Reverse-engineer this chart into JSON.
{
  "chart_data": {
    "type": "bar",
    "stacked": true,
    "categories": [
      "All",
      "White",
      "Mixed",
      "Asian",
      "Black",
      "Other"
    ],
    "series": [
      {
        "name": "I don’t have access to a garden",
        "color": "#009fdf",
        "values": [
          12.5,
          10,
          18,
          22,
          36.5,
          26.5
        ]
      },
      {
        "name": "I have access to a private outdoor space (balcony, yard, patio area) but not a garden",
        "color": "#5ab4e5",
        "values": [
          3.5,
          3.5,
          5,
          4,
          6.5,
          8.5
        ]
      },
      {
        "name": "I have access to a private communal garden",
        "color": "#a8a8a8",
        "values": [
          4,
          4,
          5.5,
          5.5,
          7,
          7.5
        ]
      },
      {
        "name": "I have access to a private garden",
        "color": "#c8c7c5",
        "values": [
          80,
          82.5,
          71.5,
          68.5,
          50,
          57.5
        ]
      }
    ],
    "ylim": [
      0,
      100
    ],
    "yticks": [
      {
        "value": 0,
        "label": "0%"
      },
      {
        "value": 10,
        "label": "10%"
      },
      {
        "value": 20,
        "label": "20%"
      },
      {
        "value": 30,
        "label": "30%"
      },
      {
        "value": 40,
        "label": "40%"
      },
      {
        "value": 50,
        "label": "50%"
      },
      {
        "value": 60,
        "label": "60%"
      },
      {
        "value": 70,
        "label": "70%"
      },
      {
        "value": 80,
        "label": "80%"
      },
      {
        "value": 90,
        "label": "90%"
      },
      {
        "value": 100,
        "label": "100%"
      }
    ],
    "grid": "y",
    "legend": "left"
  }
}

====

SHORT PROBLEM ▸ Your task is to reproduce the whole listing exactly.

SOLUTION ▸
Reverse-engineer this chart into JSON.
{
  "chart_data": {
    "type": "bar",
    "stacked": true,
    "categories": [
      "All",
      "White",
      "Mixed",
      "Asian",
      "Black",
      "Other"
    ],
    "series": [
      {
        "name": "I don’t have access to a garden",
        "color": "#009fdf",
        "values": [
          12.5,
          10,
          18,
          22,
          36.5,
          26.5
        ]
      },
      {
        "name": "I have access to a private outdoor space (balcony, yard, patio area) but not a garden",
        "color": "#5ab4e5",
        "values": [
          3.5,
          3.5,
          5,
          4,
          6.5,
          8.5
        ]
      },
      {
        "name": "I have access to a private communal garden",
        "color": "#a8a8a8",
        "values": [
          4,
          4,
          5.5,
          5.5,
          7,
          7.5
        ]
      },
      {
        "name": "I have access to a private garden",
        "color": "#c8c7c5",
        "values": [
          80,
          82.5,
          71.5,
          68.5,
          50,
          57.5
        ]
      }
    ],
    "ylim": [
      0,
      100
    ],
    "yticks": [
      {
        "value": 0,
        "label": "0%"
      },
      {
        "value": 10,
        "label": "10%"
      },
      {
        "value": 20,
        "label": "20%"
      },
      {
        "value": 30,
        "label": "30%"
      },
      {
        "value": 40,
        "label": "40%"
      },
      {
        "value": 50,
        "label": "50%"
      },
      {
        "value": 60,
        "label": "60%"
      },
      {
        "value": 70,
        "label": "70%"
      },
      {
        "value": 80,
        "label": "80%"
      },
      {
        "value": 90,
        "label": "90%"
      },
      {
        "value": 100,
        "label": "100%"
      }
    ],
    "grid": "y",
    "legend": "left"
  }
}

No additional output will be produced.